(Excerpts from a figure dataset)

####

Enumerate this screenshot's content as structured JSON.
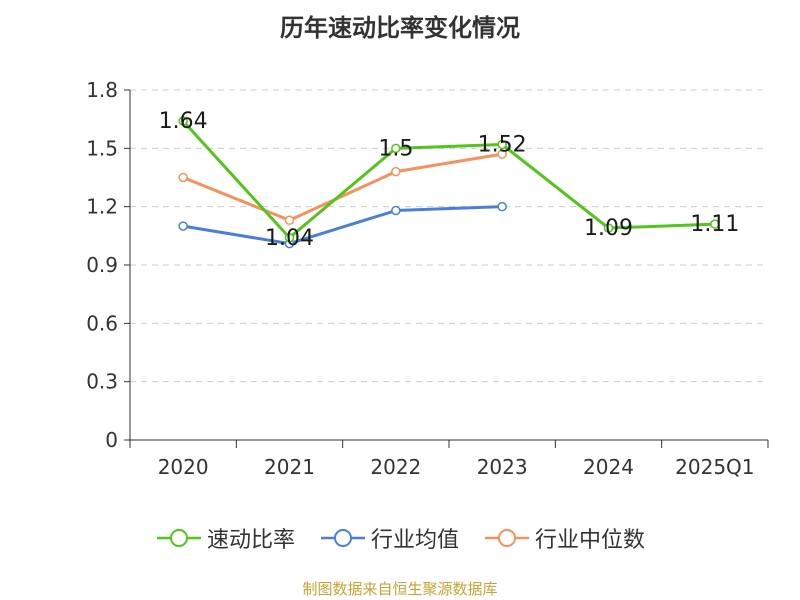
{
  "chart_data": {
    "type": "line",
    "title": "历年速动比率变化情况",
    "categories": [
      "2020",
      "2021",
      "2022",
      "2023",
      "2024",
      "2025Q1"
    ],
    "ylim": [
      0,
      1.8
    ],
    "yticks": [
      "0",
      "0.3",
      "0.6",
      "0.9",
      "1.2",
      "1.5",
      "1.8"
    ],
    "grid": true,
    "legend_position": "bottom",
    "series": [
      {
        "name": "速动比率",
        "color": "#52c41a",
        "values": [
          1.64,
          1.04,
          1.5,
          1.52,
          1.09,
          1.11
        ],
        "labels": [
          "1.64",
          "1.04",
          "1.5",
          "1.52",
          "1.09",
          "1.11"
        ]
      },
      {
        "name": "行业均值",
        "color": "#4a7fd8",
        "values": [
          1.1,
          1.01,
          1.18,
          1.2,
          null,
          null
        ]
      },
      {
        "name": "行业中位数",
        "color": "#f5915c",
        "values": [
          1.35,
          1.13,
          1.38,
          1.47,
          null,
          null
        ]
      }
    ]
  },
  "footer": {
    "source": "制图数据来自恒生聚源数据库"
  }
}
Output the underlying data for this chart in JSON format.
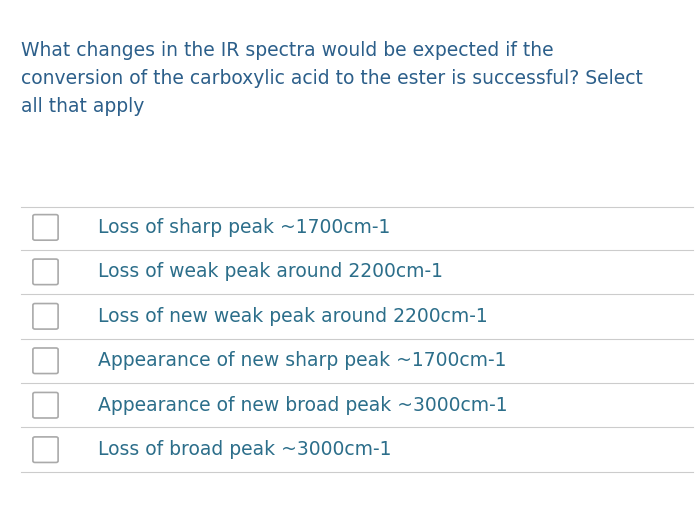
{
  "question": "What changes in the IR spectra would be expected if the\nconversion of the carboxylic acid to the ester is successful? Select\nall that apply",
  "options": [
    "Loss of sharp peak ~1700cm-1",
    "Loss of weak peak around 2200cm-1",
    "Loss of new weak peak around 2200cm-1",
    "Appearance of new sharp peak ~1700cm-1",
    "Appearance of new broad peak ~3000cm-1",
    "Loss of broad peak ~3000cm-1"
  ],
  "background_color": "#ffffff",
  "question_color": "#2c5f8a",
  "option_color": "#2c6e8a",
  "line_color": "#cccccc",
  "checkbox_edge_color": "#aaaaaa",
  "question_fontsize": 13.5,
  "option_fontsize": 13.5
}
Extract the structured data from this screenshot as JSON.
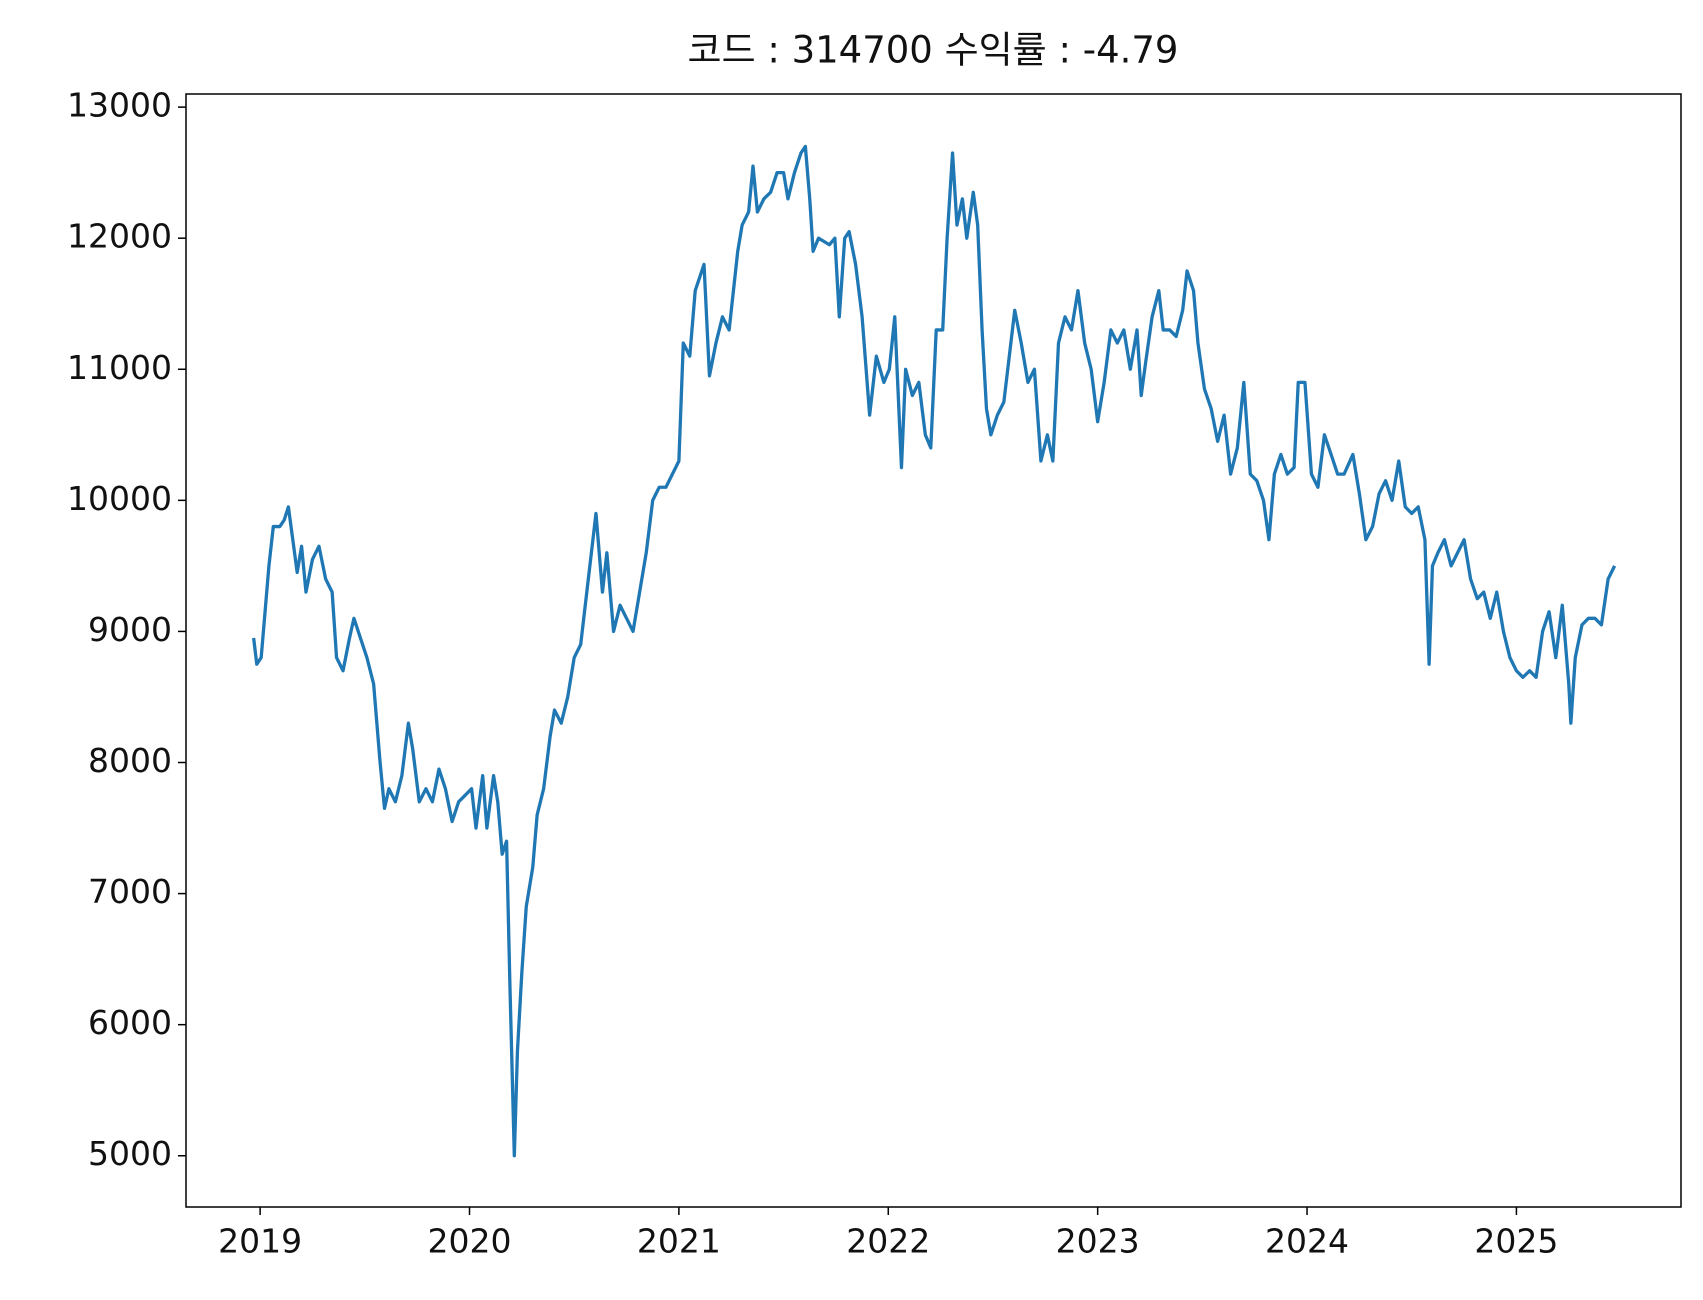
{
  "chart_data": {
    "type": "line",
    "title": "코드 : 314700 수익률 : -4.79",
    "color": "#1f77b4",
    "grid": false,
    "xlim": [
      2018.646,
      2025.786
    ],
    "xticks": [
      2019,
      2020,
      2021,
      2022,
      2023,
      2024,
      2025
    ],
    "ylim": [
      4609,
      13100
    ],
    "yticks": [
      5000,
      6000,
      7000,
      8000,
      9000,
      10000,
      11000,
      12000,
      13000
    ],
    "x": [
      2018.969,
      2018.984,
      2019.005,
      2019.021,
      2019.042,
      2019.063,
      2019.094,
      2019.115,
      2019.135,
      2019.156,
      2019.177,
      2019.198,
      2019.219,
      2019.25,
      2019.281,
      2019.313,
      2019.344,
      2019.365,
      2019.396,
      2019.427,
      2019.448,
      2019.479,
      2019.51,
      2019.542,
      2019.573,
      2019.594,
      2019.615,
      2019.646,
      2019.677,
      2019.708,
      2019.729,
      2019.76,
      2019.792,
      2019.823,
      2019.854,
      2019.885,
      2019.917,
      2019.948,
      2019.979,
      2020.01,
      2020.031,
      2020.063,
      2020.083,
      2020.115,
      2020.135,
      2020.156,
      2020.177,
      2020.193,
      2020.214,
      2020.229,
      2020.25,
      2020.271,
      2020.302,
      2020.323,
      2020.354,
      2020.385,
      2020.406,
      2020.438,
      2020.469,
      2020.5,
      2020.531,
      2020.604,
      2020.635,
      2020.656,
      2020.688,
      2020.719,
      2020.75,
      2020.781,
      2020.844,
      2020.875,
      2020.906,
      2020.938,
      2020.969,
      2021.0,
      2021.021,
      2021.052,
      2021.078,
      2021.12,
      2021.146,
      2021.177,
      2021.208,
      2021.24,
      2021.281,
      2021.302,
      2021.333,
      2021.354,
      2021.375,
      2021.406,
      2021.438,
      2021.469,
      2021.5,
      2021.521,
      2021.552,
      2021.583,
      2021.604,
      2021.625,
      2021.641,
      2021.667,
      2021.719,
      2021.745,
      2021.766,
      2021.792,
      2021.813,
      2021.844,
      2021.875,
      2021.911,
      2021.943,
      2021.979,
      2022.005,
      2022.031,
      2022.063,
      2022.083,
      2022.115,
      2022.146,
      2022.177,
      2022.203,
      2022.229,
      2022.26,
      2022.281,
      2022.307,
      2022.328,
      2022.354,
      2022.375,
      2022.406,
      2022.427,
      2022.448,
      2022.469,
      2022.49,
      2022.521,
      2022.552,
      2022.578,
      2022.604,
      2022.635,
      2022.667,
      2022.698,
      2022.729,
      2022.76,
      2022.786,
      2022.813,
      2022.844,
      2022.875,
      2022.906,
      2022.938,
      2022.969,
      2023.0,
      2023.031,
      2023.063,
      2023.094,
      2023.125,
      2023.156,
      2023.188,
      2023.208,
      2023.229,
      2023.26,
      2023.292,
      2023.313,
      2023.344,
      2023.375,
      2023.406,
      2023.427,
      2023.458,
      2023.479,
      2023.51,
      2023.542,
      2023.573,
      2023.604,
      2023.635,
      2023.667,
      2023.698,
      2023.729,
      2023.76,
      2023.792,
      2023.818,
      2023.844,
      2023.875,
      2023.906,
      2023.938,
      2023.958,
      2023.99,
      2024.021,
      2024.052,
      2024.083,
      2024.115,
      2024.146,
      2024.177,
      2024.219,
      2024.25,
      2024.281,
      2024.313,
      2024.344,
      2024.375,
      2024.406,
      2024.438,
      2024.469,
      2024.5,
      2024.531,
      2024.563,
      2024.583,
      2024.599,
      2024.625,
      2024.656,
      2024.688,
      2024.719,
      2024.75,
      2024.781,
      2024.813,
      2024.844,
      2024.875,
      2024.906,
      2024.938,
      2024.969,
      2025.0,
      2025.031,
      2025.063,
      2025.094,
      2025.125,
      2025.156,
      2025.188,
      2025.219,
      2025.25,
      2025.26,
      2025.281,
      2025.313,
      2025.344,
      2025.375,
      2025.406,
      2025.438,
      2025.469
    ],
    "values": [
      8950,
      8750,
      8800,
      9100,
      9500,
      9800,
      9800,
      9850,
      9950,
      9700,
      9450,
      9650,
      9300,
      9550,
      9650,
      9400,
      9300,
      8800,
      8700,
      8950,
      9100,
      8950,
      8800,
      8600,
      8000,
      7650,
      7800,
      7700,
      7900,
      8300,
      8100,
      7700,
      7800,
      7700,
      7950,
      7800,
      7550,
      7700,
      7750,
      7800,
      7500,
      7900,
      7500,
      7900,
      7700,
      7300,
      7400,
      6300,
      5000,
      5800,
      6400,
      6900,
      7200,
      7600,
      7800,
      8200,
      8400,
      8300,
      8500,
      8800,
      8900,
      9900,
      9300,
      9600,
      9000,
      9200,
      9100,
      9000,
      9600,
      10000,
      10100,
      10100,
      10200,
      10300,
      11200,
      11100,
      11600,
      11800,
      10950,
      11200,
      11400,
      11300,
      11900,
      12100,
      12200,
      12550,
      12200,
      12300,
      12350,
      12500,
      12500,
      12300,
      12500,
      12650,
      12700,
      12300,
      11900,
      12000,
      11950,
      12000,
      11400,
      12000,
      12050,
      11800,
      11400,
      10650,
      11100,
      10900,
      11000,
      11400,
      10250,
      11000,
      10800,
      10900,
      10500,
      10400,
      11300,
      11300,
      12000,
      12650,
      12100,
      12300,
      12000,
      12350,
      12100,
      11300,
      10700,
      10500,
      10650,
      10750,
      11100,
      11450,
      11200,
      10900,
      11000,
      10300,
      10500,
      10300,
      11200,
      11400,
      11300,
      11600,
      11200,
      11000,
      10600,
      10900,
      11300,
      11200,
      11300,
      11000,
      11300,
      10800,
      11050,
      11400,
      11600,
      11300,
      11300,
      11250,
      11450,
      11750,
      11600,
      11200,
      10850,
      10700,
      10450,
      10650,
      10200,
      10400,
      10900,
      10200,
      10150,
      10000,
      9700,
      10200,
      10350,
      10200,
      10250,
      10900,
      10900,
      10200,
      10100,
      10500,
      10350,
      10200,
      10200,
      10350,
      10050,
      9700,
      9800,
      10050,
      10150,
      10000,
      10300,
      9950,
      9900,
      9950,
      9700,
      8750,
      9500,
      9600,
      9700,
      9500,
      9600,
      9700,
      9400,
      9250,
      9300,
      9100,
      9300,
      9000,
      8800,
      8700,
      8650,
      8700,
      8650,
      9000,
      9150,
      8800,
      9200,
      8600,
      8300,
      8800,
      9050,
      9100,
      9100,
      9050,
      9400,
      9500
    ]
  }
}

####

## Set task
Where a line of the material above holds the string "Loss", copy that line.

## Task response
    "Loss of sharp peak ~1700cm-1",
    "Loss of weak peak around 2200cm-1",
    "Loss of new weak peak around 2200cm-1",
    "Loss of broad peak ~3000cm-1"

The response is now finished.